● PROMPT:
Reproduce the records word for word, from the first line through the line containing "- bar: [287, 83, 300, 246]", with both ends included.

● ITEMS:
********
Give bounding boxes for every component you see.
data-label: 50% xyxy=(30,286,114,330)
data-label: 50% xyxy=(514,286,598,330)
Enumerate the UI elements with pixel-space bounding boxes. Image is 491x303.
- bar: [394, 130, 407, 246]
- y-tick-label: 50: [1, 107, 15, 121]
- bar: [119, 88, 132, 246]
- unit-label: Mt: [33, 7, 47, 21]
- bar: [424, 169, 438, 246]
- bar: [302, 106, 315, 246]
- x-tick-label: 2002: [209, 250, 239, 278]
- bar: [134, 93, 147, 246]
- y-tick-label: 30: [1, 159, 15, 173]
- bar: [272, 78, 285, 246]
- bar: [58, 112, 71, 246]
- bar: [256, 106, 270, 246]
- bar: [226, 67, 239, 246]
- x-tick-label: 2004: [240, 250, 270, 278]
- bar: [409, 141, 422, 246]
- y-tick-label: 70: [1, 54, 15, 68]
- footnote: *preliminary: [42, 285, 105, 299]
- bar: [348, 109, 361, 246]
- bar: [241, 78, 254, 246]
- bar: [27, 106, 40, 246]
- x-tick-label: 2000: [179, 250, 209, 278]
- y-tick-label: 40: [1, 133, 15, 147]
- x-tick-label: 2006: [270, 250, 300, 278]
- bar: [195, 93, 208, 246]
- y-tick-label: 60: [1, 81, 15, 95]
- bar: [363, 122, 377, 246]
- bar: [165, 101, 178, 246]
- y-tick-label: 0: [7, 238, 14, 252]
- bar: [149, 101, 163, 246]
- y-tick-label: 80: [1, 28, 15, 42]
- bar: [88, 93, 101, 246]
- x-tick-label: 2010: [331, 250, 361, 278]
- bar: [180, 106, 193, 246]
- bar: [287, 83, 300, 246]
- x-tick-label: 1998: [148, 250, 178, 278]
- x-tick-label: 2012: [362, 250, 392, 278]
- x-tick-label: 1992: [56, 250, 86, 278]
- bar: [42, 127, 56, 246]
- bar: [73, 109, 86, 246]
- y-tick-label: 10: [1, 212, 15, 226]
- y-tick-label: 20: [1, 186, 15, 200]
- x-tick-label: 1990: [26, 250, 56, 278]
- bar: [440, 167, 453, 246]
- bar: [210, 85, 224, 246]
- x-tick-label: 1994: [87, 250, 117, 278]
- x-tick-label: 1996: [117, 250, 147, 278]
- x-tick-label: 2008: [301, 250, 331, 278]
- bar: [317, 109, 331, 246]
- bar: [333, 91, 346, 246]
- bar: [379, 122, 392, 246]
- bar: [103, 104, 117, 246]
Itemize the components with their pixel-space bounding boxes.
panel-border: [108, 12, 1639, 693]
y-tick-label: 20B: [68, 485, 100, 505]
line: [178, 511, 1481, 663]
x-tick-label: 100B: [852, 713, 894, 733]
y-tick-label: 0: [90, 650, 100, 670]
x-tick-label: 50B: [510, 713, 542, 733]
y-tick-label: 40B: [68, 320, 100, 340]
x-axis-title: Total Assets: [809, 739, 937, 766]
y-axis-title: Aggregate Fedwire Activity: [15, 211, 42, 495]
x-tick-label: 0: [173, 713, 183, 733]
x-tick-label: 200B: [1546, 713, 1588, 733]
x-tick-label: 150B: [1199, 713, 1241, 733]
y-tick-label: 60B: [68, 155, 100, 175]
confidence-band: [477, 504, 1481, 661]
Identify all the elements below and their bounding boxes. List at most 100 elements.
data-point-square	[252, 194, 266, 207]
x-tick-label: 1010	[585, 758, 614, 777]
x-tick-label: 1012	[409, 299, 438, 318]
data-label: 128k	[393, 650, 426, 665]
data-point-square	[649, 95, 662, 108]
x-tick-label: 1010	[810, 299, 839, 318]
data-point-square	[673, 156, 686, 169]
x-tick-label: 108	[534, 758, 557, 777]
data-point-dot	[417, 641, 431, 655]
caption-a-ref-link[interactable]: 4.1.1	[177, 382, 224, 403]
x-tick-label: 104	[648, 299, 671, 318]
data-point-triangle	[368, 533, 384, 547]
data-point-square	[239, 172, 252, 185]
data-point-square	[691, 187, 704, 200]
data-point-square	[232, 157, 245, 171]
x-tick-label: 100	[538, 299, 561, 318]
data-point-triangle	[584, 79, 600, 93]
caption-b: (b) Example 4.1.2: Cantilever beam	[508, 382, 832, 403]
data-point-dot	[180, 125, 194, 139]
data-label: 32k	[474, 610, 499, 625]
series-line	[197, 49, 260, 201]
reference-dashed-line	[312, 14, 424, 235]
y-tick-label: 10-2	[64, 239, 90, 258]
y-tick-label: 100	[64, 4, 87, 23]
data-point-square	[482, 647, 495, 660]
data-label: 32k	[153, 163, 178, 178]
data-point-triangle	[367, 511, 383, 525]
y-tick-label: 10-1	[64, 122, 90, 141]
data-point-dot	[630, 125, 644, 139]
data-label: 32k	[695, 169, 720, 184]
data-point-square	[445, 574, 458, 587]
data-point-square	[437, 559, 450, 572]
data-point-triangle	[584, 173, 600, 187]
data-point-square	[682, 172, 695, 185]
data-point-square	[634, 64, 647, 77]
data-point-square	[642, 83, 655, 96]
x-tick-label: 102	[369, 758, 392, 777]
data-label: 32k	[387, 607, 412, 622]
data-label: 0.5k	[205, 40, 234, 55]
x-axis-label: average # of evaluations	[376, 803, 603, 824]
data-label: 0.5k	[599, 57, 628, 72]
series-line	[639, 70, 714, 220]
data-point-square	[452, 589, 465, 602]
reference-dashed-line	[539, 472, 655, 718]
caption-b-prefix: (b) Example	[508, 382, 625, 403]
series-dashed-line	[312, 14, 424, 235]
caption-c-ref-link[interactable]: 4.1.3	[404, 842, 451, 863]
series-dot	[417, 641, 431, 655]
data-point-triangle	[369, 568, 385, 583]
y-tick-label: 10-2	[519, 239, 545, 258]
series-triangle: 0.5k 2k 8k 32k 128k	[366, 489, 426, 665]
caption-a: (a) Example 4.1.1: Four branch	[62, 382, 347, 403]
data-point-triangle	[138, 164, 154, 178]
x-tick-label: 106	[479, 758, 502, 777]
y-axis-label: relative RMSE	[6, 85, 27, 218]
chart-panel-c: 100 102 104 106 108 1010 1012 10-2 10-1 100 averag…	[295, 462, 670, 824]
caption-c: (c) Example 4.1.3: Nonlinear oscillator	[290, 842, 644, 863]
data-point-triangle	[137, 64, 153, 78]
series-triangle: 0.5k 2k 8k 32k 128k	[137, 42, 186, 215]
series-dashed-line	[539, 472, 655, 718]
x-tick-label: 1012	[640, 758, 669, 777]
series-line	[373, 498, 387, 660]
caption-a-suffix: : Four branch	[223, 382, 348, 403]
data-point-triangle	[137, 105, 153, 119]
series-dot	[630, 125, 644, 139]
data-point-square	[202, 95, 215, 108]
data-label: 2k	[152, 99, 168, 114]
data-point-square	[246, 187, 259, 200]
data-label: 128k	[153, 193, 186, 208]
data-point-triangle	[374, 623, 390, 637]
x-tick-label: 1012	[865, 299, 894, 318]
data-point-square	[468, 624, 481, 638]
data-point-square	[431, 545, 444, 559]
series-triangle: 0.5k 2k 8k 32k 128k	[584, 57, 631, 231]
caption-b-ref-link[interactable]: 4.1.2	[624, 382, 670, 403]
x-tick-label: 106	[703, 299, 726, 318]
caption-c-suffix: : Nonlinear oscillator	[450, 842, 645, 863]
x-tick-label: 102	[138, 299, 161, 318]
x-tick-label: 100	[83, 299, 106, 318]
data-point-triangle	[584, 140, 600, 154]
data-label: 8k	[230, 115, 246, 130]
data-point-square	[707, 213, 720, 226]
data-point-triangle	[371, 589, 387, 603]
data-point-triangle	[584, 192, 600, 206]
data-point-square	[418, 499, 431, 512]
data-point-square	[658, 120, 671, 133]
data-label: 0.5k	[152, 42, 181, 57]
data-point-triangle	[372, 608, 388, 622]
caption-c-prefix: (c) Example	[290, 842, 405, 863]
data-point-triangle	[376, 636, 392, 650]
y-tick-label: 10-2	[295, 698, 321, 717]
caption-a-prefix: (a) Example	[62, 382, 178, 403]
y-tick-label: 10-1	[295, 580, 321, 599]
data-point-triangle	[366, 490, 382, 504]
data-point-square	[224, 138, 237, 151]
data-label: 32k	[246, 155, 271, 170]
********
● SOLVED PROBLEM:
Give bounding boxes for every component you see.
data-label: 50% xyxy=(30,286,114,330)
data-label: 50% xyxy=(514,286,598,330)
Enumerate the UI elements with pixel-space bounding boxes. Image is 491x303.
- bar: [394, 130, 407, 246]
- y-tick-label: 50: [1, 107, 15, 121]
- bar: [119, 88, 132, 246]
- unit-label: Mt: [33, 7, 47, 21]
- bar: [424, 169, 438, 246]
- bar: [302, 106, 315, 246]
- x-tick-label: 2002: [209, 250, 239, 278]
- bar: [134, 93, 147, 246]
- y-tick-label: 30: [1, 159, 15, 173]
- bar: [272, 78, 285, 246]
- bar: [58, 112, 71, 246]
- bar: [256, 106, 270, 246]
- bar: [226, 67, 239, 246]
- x-tick-label: 2004: [240, 250, 270, 278]
- bar: [409, 141, 422, 246]
- y-tick-label: 70: [1, 54, 15, 68]
- footnote: *preliminary: [42, 285, 105, 299]
- bar: [348, 109, 361, 246]
- bar: [241, 78, 254, 246]
- bar: [27, 106, 40, 246]
- x-tick-label: 2000: [179, 250, 209, 278]
- y-tick-label: 40: [1, 133, 15, 147]
- x-tick-label: 2006: [270, 250, 300, 278]
- bar: [195, 93, 208, 246]
- y-tick-label: 60: [1, 81, 15, 95]
- bar: [363, 122, 377, 246]
- bar: [165, 101, 178, 246]
- y-tick-label: 0: [7, 238, 14, 252]
- bar: [149, 101, 163, 246]
- y-tick-label: 80: [1, 28, 15, 42]
- bar: [88, 93, 101, 246]
- x-tick-label: 2010: [331, 250, 361, 278]
- bar: [180, 106, 193, 246]
- bar: [287, 83, 300, 246]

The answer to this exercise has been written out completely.